(What is expected)
Below are entries. Pull out all lines containing "nowe".

(Dataset)
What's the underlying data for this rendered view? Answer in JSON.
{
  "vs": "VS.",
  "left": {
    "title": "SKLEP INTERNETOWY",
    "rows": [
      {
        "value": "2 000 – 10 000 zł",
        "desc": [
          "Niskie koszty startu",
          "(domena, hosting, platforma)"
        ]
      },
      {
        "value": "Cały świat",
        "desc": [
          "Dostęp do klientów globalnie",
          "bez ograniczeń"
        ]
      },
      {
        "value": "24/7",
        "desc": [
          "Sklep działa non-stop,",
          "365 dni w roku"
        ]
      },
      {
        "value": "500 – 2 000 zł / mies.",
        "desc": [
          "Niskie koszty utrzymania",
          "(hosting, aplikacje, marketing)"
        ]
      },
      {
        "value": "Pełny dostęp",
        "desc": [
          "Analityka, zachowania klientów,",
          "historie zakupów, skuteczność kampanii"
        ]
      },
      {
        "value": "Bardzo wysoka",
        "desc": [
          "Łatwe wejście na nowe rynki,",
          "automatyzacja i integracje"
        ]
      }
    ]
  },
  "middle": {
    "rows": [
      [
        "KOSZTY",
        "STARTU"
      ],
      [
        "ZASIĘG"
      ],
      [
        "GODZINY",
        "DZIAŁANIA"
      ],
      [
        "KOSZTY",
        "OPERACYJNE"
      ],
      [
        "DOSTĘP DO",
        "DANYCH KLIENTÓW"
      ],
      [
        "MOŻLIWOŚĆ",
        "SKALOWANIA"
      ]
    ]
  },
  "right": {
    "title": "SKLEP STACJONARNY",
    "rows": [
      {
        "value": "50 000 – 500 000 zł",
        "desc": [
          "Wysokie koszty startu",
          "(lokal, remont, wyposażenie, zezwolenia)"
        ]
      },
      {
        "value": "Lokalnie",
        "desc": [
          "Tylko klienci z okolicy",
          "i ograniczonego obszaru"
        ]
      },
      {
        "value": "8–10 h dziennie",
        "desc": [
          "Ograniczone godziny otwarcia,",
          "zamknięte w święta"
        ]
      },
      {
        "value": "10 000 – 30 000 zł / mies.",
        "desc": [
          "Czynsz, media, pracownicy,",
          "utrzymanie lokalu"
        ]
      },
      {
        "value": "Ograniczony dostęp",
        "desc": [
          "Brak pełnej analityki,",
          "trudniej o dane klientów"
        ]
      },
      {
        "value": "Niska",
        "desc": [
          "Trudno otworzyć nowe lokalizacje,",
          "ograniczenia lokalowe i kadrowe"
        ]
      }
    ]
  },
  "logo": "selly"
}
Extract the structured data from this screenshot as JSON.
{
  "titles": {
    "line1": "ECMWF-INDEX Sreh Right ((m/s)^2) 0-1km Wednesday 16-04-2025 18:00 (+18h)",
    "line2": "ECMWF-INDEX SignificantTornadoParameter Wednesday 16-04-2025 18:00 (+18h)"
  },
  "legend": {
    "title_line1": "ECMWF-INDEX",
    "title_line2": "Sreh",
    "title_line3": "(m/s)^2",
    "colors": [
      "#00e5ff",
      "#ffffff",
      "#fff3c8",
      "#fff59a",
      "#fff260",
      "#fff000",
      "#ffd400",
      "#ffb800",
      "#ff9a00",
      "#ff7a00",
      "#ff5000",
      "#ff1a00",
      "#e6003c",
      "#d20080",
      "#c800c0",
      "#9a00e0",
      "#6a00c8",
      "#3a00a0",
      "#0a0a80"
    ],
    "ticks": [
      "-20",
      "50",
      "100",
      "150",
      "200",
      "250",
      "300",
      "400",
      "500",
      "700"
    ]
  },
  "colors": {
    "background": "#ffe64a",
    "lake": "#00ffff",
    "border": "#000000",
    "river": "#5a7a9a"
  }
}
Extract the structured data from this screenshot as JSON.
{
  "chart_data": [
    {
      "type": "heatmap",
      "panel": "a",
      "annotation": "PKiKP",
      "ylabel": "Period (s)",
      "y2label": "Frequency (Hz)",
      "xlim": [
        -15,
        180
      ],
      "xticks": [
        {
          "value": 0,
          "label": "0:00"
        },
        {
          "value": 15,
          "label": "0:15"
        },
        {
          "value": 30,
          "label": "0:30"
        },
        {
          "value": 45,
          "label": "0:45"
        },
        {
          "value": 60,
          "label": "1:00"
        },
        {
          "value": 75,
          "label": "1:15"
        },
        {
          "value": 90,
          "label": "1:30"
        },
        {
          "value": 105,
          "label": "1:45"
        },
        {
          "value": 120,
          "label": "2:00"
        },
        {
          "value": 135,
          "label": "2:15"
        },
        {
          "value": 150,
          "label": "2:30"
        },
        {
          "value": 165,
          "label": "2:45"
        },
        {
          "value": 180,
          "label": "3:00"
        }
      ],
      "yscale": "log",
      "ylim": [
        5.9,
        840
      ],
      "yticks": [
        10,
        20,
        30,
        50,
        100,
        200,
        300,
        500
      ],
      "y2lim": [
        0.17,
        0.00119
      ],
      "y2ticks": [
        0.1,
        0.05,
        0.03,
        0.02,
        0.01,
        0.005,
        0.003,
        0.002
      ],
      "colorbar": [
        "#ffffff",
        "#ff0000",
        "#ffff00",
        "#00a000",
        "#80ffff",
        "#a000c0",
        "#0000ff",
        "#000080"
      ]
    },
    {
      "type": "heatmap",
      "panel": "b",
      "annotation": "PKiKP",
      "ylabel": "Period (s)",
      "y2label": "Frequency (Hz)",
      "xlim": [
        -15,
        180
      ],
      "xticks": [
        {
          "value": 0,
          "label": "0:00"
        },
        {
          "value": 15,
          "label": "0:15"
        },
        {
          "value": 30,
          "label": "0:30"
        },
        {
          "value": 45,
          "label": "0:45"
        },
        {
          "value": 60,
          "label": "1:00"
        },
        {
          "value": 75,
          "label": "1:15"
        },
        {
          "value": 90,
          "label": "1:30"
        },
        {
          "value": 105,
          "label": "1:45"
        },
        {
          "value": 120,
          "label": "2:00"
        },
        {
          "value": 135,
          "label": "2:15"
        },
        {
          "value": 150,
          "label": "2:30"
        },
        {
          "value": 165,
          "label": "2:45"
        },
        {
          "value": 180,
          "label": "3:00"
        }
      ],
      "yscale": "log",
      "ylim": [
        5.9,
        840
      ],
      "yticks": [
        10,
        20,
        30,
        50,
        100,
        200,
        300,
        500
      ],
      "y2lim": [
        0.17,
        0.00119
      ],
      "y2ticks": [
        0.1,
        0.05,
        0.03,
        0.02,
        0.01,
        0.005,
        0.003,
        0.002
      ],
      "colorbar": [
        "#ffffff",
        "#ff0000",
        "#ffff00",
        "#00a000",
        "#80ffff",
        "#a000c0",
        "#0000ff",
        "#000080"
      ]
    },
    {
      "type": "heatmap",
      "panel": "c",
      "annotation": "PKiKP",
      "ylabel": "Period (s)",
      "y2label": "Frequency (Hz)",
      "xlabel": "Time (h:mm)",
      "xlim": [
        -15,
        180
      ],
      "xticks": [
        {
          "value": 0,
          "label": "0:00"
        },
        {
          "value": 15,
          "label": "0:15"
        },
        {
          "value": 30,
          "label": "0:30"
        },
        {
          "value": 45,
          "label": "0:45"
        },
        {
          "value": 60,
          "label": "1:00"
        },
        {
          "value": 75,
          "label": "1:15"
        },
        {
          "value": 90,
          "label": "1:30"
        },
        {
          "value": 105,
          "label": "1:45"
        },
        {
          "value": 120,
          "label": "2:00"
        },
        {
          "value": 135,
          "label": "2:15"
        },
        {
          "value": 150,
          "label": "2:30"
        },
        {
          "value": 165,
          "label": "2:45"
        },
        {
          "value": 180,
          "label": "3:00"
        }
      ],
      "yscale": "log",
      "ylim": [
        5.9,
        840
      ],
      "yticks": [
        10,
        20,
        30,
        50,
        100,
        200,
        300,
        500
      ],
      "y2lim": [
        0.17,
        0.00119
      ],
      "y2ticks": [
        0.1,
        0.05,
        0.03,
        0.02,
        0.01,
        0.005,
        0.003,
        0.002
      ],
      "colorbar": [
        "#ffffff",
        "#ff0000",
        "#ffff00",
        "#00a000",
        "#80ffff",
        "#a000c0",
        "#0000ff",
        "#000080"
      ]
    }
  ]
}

(Result of this task)
          "Łatwe wejście na nowe rynki,",
          "Trudno otworzyć nowe lokalizacje,",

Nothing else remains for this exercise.